--- What the exercise asks ---
From the line containing "Serialize everything readable" through the last line of the data, return those lines exactly as written and nothing more.

[Stored data entries]
>> BEGIN
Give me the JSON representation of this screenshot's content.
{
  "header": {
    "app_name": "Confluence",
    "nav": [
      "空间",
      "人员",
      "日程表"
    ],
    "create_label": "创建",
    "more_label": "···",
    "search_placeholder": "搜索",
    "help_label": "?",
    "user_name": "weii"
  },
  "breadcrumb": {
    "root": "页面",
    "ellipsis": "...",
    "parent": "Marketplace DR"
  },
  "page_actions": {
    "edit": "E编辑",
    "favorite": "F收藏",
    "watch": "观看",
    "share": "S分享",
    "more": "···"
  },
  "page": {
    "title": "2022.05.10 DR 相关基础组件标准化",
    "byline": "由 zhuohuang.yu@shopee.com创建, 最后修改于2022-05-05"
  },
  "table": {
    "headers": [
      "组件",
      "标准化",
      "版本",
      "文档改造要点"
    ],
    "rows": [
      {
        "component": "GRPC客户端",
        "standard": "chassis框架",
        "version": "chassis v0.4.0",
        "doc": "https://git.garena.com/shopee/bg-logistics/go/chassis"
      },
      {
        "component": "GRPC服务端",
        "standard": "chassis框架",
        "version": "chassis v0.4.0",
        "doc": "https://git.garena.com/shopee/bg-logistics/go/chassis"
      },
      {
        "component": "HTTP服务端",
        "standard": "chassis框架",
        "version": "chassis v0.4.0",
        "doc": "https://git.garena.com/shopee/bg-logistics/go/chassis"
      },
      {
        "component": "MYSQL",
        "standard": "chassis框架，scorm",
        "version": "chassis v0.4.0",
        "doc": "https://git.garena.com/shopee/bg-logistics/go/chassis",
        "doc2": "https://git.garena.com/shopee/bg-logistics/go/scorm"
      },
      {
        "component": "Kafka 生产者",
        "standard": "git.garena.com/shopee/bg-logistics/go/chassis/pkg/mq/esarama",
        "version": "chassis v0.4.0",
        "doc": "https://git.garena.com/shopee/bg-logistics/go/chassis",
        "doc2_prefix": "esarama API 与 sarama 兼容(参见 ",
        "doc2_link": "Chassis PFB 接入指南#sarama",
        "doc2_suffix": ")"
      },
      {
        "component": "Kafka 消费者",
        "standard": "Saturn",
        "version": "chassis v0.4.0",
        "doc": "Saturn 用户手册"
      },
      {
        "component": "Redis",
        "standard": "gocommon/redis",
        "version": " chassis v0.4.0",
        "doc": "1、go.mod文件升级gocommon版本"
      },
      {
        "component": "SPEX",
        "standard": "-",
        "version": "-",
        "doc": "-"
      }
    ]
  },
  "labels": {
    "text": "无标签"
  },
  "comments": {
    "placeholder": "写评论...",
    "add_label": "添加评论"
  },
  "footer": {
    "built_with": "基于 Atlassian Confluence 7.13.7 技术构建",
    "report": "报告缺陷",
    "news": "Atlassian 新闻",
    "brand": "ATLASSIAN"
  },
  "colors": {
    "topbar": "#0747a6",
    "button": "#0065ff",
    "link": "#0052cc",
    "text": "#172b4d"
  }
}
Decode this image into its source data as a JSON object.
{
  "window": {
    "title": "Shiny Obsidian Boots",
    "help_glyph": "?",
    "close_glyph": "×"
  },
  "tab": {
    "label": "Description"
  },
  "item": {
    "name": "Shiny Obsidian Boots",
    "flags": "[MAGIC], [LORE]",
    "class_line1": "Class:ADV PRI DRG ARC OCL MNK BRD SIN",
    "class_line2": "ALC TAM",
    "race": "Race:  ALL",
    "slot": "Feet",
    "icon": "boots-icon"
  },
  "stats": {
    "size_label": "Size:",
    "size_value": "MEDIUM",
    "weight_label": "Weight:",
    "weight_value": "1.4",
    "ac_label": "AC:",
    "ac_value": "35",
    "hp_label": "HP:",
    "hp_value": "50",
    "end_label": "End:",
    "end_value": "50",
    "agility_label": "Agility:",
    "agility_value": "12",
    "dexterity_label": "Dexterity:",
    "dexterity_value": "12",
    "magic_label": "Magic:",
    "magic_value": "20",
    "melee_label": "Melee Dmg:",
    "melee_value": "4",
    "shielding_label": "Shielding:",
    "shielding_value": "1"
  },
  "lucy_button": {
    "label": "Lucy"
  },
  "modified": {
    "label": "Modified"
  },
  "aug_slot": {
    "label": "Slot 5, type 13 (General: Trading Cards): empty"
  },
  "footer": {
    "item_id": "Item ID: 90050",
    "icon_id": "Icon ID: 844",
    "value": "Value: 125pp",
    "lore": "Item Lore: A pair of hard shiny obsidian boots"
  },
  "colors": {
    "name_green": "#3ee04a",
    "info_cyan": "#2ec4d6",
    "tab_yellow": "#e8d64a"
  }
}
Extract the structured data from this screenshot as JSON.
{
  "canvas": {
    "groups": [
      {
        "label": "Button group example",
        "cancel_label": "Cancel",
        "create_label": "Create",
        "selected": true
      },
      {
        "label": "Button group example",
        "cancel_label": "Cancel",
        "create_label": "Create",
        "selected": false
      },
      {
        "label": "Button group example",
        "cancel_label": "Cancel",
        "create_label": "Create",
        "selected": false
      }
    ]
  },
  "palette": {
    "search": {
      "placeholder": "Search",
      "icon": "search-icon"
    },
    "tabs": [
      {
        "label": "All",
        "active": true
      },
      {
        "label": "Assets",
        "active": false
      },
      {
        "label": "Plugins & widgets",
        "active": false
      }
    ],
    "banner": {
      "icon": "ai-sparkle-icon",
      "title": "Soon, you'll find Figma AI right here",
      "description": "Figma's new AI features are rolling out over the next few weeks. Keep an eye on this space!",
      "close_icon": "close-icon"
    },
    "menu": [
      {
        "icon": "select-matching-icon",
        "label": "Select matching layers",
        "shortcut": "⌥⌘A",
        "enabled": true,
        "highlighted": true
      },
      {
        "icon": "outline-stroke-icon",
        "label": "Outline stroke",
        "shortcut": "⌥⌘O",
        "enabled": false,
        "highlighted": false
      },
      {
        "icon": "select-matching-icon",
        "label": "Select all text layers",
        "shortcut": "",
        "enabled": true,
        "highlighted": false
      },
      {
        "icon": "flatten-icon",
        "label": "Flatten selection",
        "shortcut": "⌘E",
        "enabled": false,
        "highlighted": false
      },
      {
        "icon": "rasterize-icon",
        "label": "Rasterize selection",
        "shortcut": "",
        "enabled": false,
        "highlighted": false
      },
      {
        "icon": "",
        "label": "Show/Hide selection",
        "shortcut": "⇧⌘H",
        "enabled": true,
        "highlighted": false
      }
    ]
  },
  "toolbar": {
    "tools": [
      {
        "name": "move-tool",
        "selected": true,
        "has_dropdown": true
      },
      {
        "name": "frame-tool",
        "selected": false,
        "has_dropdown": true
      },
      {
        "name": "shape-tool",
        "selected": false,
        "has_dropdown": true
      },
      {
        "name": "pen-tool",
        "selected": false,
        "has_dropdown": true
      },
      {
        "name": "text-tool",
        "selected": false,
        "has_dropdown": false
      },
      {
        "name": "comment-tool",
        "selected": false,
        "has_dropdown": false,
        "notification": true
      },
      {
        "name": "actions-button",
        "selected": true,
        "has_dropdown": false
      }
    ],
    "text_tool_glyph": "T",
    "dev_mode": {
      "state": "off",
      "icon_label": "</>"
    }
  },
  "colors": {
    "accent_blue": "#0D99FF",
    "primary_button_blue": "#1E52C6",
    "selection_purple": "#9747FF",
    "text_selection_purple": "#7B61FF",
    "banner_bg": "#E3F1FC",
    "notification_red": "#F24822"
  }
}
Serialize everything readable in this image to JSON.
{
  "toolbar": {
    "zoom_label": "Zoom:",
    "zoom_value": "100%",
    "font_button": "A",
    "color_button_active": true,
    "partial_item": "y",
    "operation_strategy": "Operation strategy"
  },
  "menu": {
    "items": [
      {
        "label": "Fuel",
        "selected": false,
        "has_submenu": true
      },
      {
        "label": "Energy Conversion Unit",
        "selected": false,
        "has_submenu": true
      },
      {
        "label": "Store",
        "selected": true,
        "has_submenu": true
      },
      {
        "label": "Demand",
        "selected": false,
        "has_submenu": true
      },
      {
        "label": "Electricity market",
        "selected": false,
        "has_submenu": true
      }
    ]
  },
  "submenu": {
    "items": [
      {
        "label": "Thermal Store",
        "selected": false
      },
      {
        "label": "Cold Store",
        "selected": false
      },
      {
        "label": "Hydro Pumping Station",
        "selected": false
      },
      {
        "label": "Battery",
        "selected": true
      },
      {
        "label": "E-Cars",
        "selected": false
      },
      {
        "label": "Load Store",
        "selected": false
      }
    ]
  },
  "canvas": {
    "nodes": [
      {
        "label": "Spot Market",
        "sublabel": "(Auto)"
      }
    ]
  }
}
>> END
--- Completed exercise ---
Serialize everything readable in this image to JSON.
{
  "toolbar": {
    "zoom_label": "Zoom:",
    "zoom_value": "100%",
    "font_button": "A",
    "color_button_active": true,
    "partial_item": "y",
    "operation_strategy": "Operation strategy"
  },
  "menu": {
    "items": [
      {
        "label": "Fuel",
        "selected": false,
        "has_submenu": true
      },
      {
        "label": "Energy Conversion Unit",
        "selected": false,
        "has_submenu": true
      },
      {
        "label": "Store",
        "selected": true,
        "has_submenu": true
      },
      {
        "label": "Demand",
        "selected": false,
        "has_submenu": true
      },
      {
        "label": "Electricity market",
        "selected": false,
        "has_submenu": true
      }
    ]
  },
  "submenu": {
    "items": [
      {
        "label": "Thermal Store",
        "selected": false
      },
      {
        "label": "Cold Store",
        "selected": false
      },
      {
        "label": "Hydro Pumping Station",
        "selected": false
      },
      {
        "label": "Battery",
        "selected": true
      },
      {
        "label": "E-Cars",
        "selected": false
      },
      {
        "label": "Load Store",
        "selected": false
      }
    ]
  },
  "canvas": {
    "nodes": [
      {
        "label": "Spot Market",
        "sublabel": "(Auto)"
      }
    ]
  }
}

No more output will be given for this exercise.